> Your instructions
All lines below containing the string "JSON" are to be copied.

Dataset extract section start

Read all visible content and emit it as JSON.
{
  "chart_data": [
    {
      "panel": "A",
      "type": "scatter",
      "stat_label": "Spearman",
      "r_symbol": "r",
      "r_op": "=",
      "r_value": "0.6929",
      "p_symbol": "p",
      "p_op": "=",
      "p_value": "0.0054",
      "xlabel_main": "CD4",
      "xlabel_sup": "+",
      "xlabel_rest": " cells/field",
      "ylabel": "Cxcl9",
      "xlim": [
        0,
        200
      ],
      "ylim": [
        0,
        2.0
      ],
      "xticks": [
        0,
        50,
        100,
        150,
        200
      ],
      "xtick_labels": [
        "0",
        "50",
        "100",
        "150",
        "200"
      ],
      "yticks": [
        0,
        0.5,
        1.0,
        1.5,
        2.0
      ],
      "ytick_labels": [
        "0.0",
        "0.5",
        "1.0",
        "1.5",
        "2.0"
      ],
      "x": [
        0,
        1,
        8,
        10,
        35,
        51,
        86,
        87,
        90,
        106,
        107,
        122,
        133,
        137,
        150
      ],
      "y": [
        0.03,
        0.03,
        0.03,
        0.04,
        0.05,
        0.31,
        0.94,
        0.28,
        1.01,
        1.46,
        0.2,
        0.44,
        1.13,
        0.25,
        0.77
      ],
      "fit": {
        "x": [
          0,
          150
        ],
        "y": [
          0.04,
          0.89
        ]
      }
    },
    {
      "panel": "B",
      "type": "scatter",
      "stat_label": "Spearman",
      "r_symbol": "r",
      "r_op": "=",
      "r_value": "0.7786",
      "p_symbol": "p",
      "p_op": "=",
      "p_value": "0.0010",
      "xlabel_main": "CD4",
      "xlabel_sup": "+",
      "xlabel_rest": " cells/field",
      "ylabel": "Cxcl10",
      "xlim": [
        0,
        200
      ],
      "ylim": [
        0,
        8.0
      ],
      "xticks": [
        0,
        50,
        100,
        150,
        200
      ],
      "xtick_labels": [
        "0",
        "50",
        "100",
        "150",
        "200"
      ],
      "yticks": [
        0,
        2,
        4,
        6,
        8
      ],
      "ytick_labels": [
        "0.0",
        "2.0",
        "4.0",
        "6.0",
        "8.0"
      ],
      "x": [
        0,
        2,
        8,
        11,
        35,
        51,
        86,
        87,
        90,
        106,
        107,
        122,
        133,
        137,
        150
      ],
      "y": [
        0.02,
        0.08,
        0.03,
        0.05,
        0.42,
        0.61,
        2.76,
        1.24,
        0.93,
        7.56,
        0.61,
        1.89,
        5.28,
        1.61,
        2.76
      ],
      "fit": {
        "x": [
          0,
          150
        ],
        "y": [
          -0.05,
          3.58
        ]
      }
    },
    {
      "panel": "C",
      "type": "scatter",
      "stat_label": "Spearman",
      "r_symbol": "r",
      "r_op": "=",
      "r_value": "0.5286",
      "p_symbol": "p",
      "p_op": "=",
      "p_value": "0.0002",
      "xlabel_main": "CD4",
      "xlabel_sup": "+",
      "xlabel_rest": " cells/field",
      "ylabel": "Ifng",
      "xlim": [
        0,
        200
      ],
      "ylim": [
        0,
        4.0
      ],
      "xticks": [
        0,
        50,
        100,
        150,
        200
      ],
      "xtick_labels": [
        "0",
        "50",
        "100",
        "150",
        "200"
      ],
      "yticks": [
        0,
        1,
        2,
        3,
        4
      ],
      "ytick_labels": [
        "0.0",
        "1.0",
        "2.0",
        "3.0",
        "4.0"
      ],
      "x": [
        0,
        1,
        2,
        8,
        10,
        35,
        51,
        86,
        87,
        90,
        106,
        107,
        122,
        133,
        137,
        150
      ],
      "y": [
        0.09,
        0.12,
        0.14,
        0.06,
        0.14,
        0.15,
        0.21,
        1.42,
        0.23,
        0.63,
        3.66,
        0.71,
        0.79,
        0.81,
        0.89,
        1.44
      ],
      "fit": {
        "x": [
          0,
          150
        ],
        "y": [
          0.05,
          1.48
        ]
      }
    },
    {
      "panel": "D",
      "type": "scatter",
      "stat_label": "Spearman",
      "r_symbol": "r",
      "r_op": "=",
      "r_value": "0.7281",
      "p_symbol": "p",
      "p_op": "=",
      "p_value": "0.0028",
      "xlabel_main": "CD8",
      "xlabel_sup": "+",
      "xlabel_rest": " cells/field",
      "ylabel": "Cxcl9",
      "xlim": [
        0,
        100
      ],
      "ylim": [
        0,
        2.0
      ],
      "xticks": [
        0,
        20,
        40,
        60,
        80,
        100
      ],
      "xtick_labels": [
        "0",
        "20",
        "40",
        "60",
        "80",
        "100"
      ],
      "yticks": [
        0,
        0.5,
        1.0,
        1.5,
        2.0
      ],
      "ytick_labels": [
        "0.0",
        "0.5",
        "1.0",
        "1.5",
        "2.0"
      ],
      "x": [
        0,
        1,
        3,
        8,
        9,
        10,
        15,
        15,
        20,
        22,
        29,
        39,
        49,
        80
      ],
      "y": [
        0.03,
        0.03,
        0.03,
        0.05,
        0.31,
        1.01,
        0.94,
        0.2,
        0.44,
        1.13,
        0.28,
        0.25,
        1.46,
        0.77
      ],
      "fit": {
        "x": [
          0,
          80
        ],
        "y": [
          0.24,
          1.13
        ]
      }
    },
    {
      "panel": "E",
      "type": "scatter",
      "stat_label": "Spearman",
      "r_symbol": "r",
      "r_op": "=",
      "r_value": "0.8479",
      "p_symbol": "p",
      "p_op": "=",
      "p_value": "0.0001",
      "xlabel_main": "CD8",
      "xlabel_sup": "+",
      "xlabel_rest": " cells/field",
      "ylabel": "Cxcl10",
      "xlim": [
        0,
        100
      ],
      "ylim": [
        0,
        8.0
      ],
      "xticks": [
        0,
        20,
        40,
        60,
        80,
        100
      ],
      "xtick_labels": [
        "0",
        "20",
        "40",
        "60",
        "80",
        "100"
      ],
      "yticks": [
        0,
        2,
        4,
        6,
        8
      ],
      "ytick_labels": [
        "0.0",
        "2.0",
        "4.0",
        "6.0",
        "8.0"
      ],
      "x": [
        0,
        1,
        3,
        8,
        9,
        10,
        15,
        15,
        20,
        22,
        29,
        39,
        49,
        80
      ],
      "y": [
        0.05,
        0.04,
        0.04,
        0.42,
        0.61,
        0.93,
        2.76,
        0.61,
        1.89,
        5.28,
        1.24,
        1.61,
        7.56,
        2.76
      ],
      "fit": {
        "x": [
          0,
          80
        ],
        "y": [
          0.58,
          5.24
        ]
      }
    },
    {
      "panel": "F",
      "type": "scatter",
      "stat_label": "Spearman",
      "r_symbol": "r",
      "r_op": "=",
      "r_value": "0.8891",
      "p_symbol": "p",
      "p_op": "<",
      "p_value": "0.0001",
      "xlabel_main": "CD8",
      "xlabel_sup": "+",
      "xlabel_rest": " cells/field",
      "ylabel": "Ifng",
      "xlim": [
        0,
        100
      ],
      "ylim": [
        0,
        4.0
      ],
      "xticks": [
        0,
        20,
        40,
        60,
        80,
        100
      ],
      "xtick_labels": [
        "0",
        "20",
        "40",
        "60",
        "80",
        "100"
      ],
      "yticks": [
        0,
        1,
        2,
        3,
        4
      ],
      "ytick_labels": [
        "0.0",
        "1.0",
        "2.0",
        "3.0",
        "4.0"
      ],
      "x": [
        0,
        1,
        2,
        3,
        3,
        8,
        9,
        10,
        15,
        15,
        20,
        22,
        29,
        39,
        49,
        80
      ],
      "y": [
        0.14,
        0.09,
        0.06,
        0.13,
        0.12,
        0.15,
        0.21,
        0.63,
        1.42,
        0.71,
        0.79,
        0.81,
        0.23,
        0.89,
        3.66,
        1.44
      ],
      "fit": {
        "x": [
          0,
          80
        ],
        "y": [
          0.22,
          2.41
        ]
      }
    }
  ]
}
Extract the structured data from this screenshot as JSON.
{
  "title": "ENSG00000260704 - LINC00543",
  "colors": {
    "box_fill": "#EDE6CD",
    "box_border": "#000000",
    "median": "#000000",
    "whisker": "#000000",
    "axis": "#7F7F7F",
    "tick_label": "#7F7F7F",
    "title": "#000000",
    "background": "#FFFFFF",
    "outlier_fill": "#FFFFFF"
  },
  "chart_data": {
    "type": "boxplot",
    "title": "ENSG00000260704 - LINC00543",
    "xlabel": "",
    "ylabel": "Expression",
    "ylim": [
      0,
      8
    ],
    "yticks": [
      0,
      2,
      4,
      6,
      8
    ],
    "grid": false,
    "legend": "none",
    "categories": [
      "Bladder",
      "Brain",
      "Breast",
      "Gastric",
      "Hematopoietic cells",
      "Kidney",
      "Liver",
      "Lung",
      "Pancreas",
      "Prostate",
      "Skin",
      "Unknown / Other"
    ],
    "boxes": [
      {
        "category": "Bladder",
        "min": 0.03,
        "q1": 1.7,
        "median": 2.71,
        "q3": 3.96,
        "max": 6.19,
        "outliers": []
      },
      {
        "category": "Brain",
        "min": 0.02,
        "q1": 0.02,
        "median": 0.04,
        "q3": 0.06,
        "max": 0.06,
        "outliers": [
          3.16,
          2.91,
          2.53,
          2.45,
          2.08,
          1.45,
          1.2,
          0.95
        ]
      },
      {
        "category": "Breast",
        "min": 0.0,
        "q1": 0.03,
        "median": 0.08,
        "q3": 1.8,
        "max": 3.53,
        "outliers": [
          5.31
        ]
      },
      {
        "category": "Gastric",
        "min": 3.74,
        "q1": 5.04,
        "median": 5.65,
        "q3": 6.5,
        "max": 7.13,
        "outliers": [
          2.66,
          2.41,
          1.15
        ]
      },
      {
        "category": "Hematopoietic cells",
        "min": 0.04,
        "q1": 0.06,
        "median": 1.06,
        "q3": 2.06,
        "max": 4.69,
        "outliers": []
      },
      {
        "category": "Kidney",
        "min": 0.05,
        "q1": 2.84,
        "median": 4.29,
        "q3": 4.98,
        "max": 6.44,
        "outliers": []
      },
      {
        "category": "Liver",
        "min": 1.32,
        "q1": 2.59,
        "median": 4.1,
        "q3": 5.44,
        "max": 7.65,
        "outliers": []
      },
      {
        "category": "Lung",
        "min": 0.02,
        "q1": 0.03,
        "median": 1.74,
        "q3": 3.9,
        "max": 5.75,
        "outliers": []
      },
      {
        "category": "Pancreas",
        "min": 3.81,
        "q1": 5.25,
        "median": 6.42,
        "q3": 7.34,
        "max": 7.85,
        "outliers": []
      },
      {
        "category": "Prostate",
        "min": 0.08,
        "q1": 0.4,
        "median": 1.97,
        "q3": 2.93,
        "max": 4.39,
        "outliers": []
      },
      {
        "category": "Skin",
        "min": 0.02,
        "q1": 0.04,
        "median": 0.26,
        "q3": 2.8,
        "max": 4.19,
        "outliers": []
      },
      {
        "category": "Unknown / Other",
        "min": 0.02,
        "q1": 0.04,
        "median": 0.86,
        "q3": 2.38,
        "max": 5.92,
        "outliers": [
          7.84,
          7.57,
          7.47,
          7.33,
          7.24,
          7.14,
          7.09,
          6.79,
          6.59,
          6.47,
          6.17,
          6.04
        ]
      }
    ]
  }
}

Dataset extract section end

> Response to this task
Read all visible content and emit it as JSON.
Extract the structured data from this screenshot as JSON.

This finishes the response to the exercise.